**Data to use**

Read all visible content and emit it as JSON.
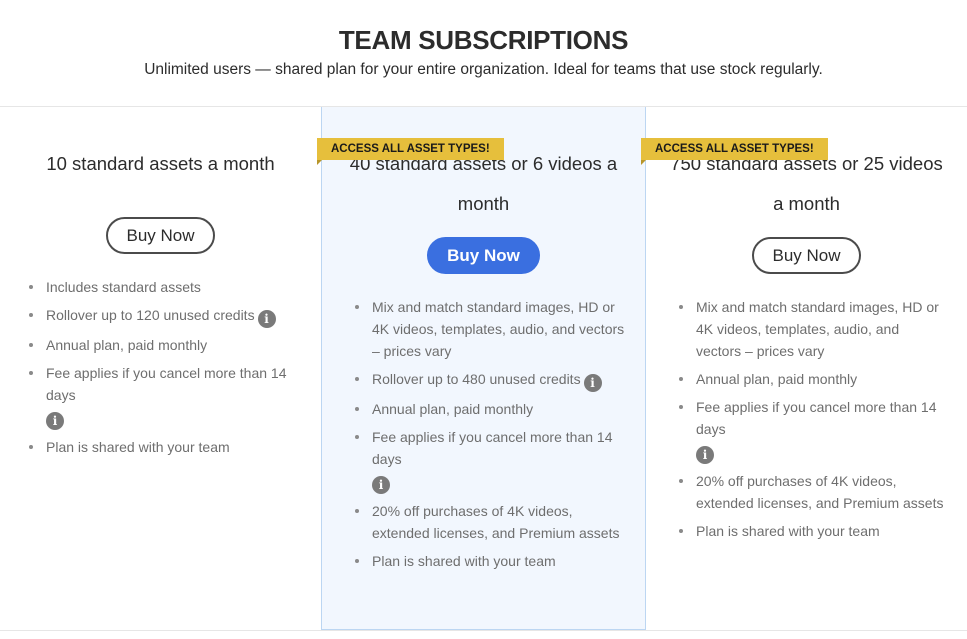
{
  "header": {
    "title": "TEAM SUBSCRIPTIONS",
    "subtitle": "Unlimited users — shared plan for your entire organization. Ideal for teams that use stock regularly."
  },
  "icons": {
    "info": "i"
  },
  "plans": [
    {
      "name": "10 standard assets a month",
      "badge": null,
      "button_label": "Buy Now",
      "button_style": "outline",
      "features": [
        {
          "text": "Includes standard assets",
          "info": false
        },
        {
          "text": "Rollover up to 120 unused credits",
          "info": true
        },
        {
          "text": "Annual plan, paid monthly",
          "info": false
        },
        {
          "text": "Fee applies if you cancel more than 14 days",
          "info": true
        },
        {
          "text": "Plan is shared with your team",
          "info": false
        }
      ]
    },
    {
      "name": "40 standard assets or 6 videos a month",
      "badge": "ACCESS ALL ASSET TYPES!",
      "button_label": "Buy Now",
      "button_style": "primary",
      "highlighted": true,
      "features": [
        {
          "text": "Mix and match standard images, HD or 4K videos, templates, audio, and vectors – prices vary",
          "info": false
        },
        {
          "text": "Rollover up to 480 unused credits",
          "info": true
        },
        {
          "text": "Annual plan, paid monthly",
          "info": false
        },
        {
          "text": "Fee applies if you cancel more than 14 days",
          "info": true
        },
        {
          "text": "20% off purchases of 4K videos, extended licenses, and Premium assets",
          "info": false
        },
        {
          "text": "Plan is shared with your team",
          "info": false
        }
      ]
    },
    {
      "name": "750 standard assets or 25 videos a month",
      "badge": "ACCESS ALL ASSET TYPES!",
      "button_label": "Buy Now",
      "button_style": "outline",
      "features": [
        {
          "text": "Mix and match standard images, HD or 4K videos, templates, audio, and vectors – prices vary",
          "info": false
        },
        {
          "text": "Annual plan, paid monthly",
          "info": false
        },
        {
          "text": "Fee applies if you cancel more than 14 days",
          "info": true
        },
        {
          "text": "20% off purchases of 4K videos, extended licenses, and Premium assets",
          "info": false
        },
        {
          "text": "Plan is shared with your team",
          "info": false
        }
      ]
    }
  ],
  "colors": {
    "primary_button": "#3a6fe0",
    "badge": "#e6bf3c",
    "highlight_bg": "#f2f7fe",
    "highlight_border": "#bcd6f2"
  }
}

**What you will do**
Retype all the records shown above, character for character. Omit every picture.

**Solution to this task**
Read all visible content and emit it as JSON.
{
  "header": {
    "title": "TEAM SUBSCRIPTIONS",
    "subtitle": "Unlimited users — shared plan for your entire organization. Ideal for teams that use stock regularly."
  },
  "icons": {
    "info": "i"
  },
  "plans": [
    {
      "name": "10 standard assets a month",
      "badge": null,
      "button_label": "Buy Now",
      "button_style": "outline",
      "features": [
        {
          "text": "Includes standard assets",
          "info": false
        },
        {
          "text": "Rollover up to 120 unused credits",
          "info": true
        },
        {
          "text": "Annual plan, paid monthly",
          "info": false
        },
        {
          "text": "Fee applies if you cancel more than 14 days",
          "info": true
        },
        {
          "text": "Plan is shared with your team",
          "info": false
        }
      ]
    },
    {
      "name": "40 standard assets or 6 videos a month",
      "badge": "ACCESS ALL ASSET TYPES!",
      "button_label": "Buy Now",
      "button_style": "primary",
      "highlighted": true,
      "features": [
        {
          "text": "Mix and match standard images, HD or 4K videos, templates, audio, and vectors – prices vary",
          "info": false
        },
        {
          "text": "Rollover up to 480 unused credits",
          "info": true
        },
        {
          "text": "Annual plan, paid monthly",
          "info": false
        },
        {
          "text": "Fee applies if you cancel more than 14 days",
          "info": true
        },
        {
          "text": "20% off purchases of 4K videos, extended licenses, and Premium assets",
          "info": false
        },
        {
          "text": "Plan is shared with your team",
          "info": false
        }
      ]
    },
    {
      "name": "750 standard assets or 25 videos a month",
      "badge": "ACCESS ALL ASSET TYPES!",
      "button_label": "Buy Now",
      "button_style": "outline",
      "features": [
        {
          "text": "Mix and match standard images, HD or 4K videos, templates, audio, and vectors – prices vary",
          "info": false
        },
        {
          "text": "Annual plan, paid monthly",
          "info": false
        },
        {
          "text": "Fee applies if you cancel more than 14 days",
          "info": true
        },
        {
          "text": "20% off purchases of 4K videos, extended licenses, and Premium assets",
          "info": false
        },
        {
          "text": "Plan is shared with your team",
          "info": false
        }
      ]
    }
  ],
  "colors": {
    "primary_button": "#3a6fe0",
    "badge": "#e6bf3c",
    "highlight_bg": "#f2f7fe",
    "highlight_border": "#bcd6f2"
  }
}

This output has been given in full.